Prompt: Write out every line of the material as it stands, apart from the pictures.

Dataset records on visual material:
## BEGIN

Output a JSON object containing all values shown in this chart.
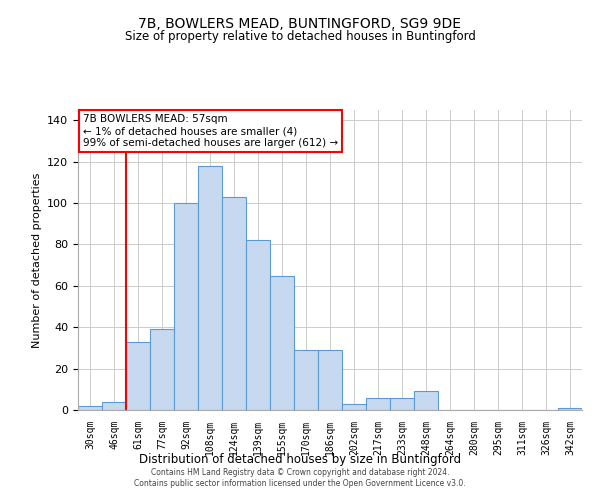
{
  "title": "7B, BOWLERS MEAD, BUNTINGFORD, SG9 9DE",
  "subtitle": "Size of property relative to detached houses in Buntingford",
  "xlabel": "Distribution of detached houses by size in Buntingford",
  "ylabel": "Number of detached properties",
  "bar_labels": [
    "30sqm",
    "46sqm",
    "61sqm",
    "77sqm",
    "92sqm",
    "108sqm",
    "124sqm",
    "139sqm",
    "155sqm",
    "170sqm",
    "186sqm",
    "202sqm",
    "217sqm",
    "233sqm",
    "248sqm",
    "264sqm",
    "280sqm",
    "295sqm",
    "311sqm",
    "326sqm",
    "342sqm"
  ],
  "bar_values": [
    2,
    4,
    33,
    39,
    100,
    118,
    103,
    82,
    65,
    29,
    29,
    3,
    6,
    6,
    9,
    0,
    0,
    0,
    0,
    0,
    1
  ],
  "bar_color": "#c6d9f0",
  "bar_edge_color": "#5b9bd5",
  "ylim": [
    0,
    145
  ],
  "yticks": [
    0,
    20,
    40,
    60,
    80,
    100,
    120,
    140
  ],
  "annotation_title": "7B BOWLERS MEAD: 57sqm",
  "annotation_line1": "← 1% of detached houses are smaller (4)",
  "annotation_line2": "99% of semi-detached houses are larger (612) →",
  "red_line_x": 1.5,
  "footnote1": "Contains HM Land Registry data © Crown copyright and database right 2024.",
  "footnote2": "Contains public sector information licensed under the Open Government Licence v3.0.",
  "background_color": "#ffffff",
  "grid_color": "#cccccc"
}
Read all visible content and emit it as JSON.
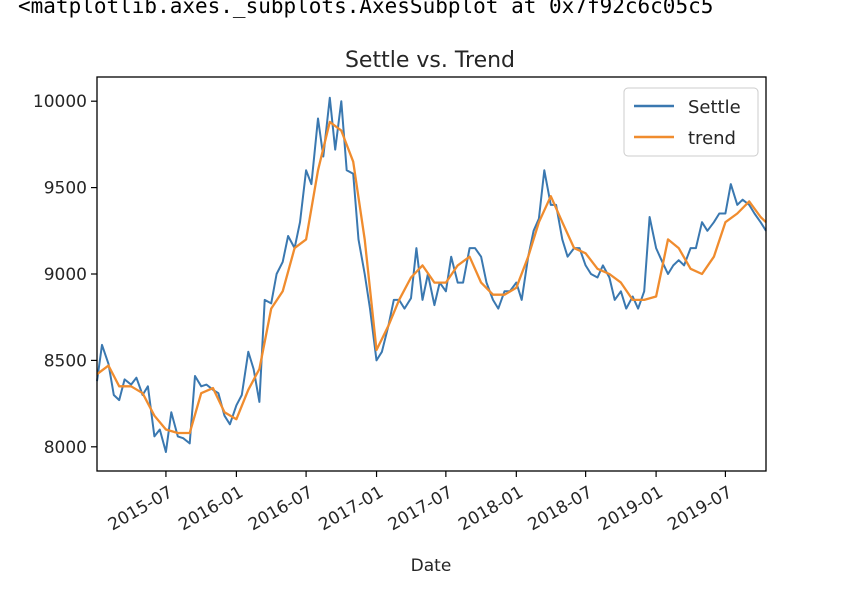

## END

Answer below:
Output a JSON object containing all values shown in this chart.
{
  "title": "7B, BOWLERS MEAD, BUNTINGFORD, SG9 9DE",
  "subtitle": "Size of property relative to detached houses in Buntingford",
  "xlabel": "Distribution of detached houses by size in Buntingford",
  "ylabel": "Number of detached properties",
  "bar_labels": [
    "30sqm",
    "46sqm",
    "61sqm",
    "77sqm",
    "92sqm",
    "108sqm",
    "124sqm",
    "139sqm",
    "155sqm",
    "170sqm",
    "186sqm",
    "202sqm",
    "217sqm",
    "233sqm",
    "248sqm",
    "264sqm",
    "280sqm",
    "295sqm",
    "311sqm",
    "326sqm",
    "342sqm"
  ],
  "bar_values": [
    2,
    4,
    33,
    39,
    100,
    118,
    103,
    82,
    65,
    29,
    29,
    3,
    6,
    6,
    9,
    0,
    0,
    0,
    0,
    0,
    1
  ],
  "bar_color": "#c6d9f0",
  "bar_edge_color": "#5b9bd5",
  "ylim": [
    0,
    145
  ],
  "yticks": [
    0,
    20,
    40,
    60,
    80,
    100,
    120,
    140
  ],
  "annotation_title": "7B BOWLERS MEAD: 57sqm",
  "annotation_line1": "← 1% of detached houses are smaller (4)",
  "annotation_line2": "99% of semi-detached houses are larger (612) →",
  "red_line_x": 1.5,
  "footnote1": "Contains HM Land Registry data © Crown copyright and database right 2024.",
  "footnote2": "Contains public sector information licensed under the Open Government Licence v3.0.",
  "background_color": "#ffffff",
  "grid_color": "#cccccc"
}
Read all visible content and emit it as JSON.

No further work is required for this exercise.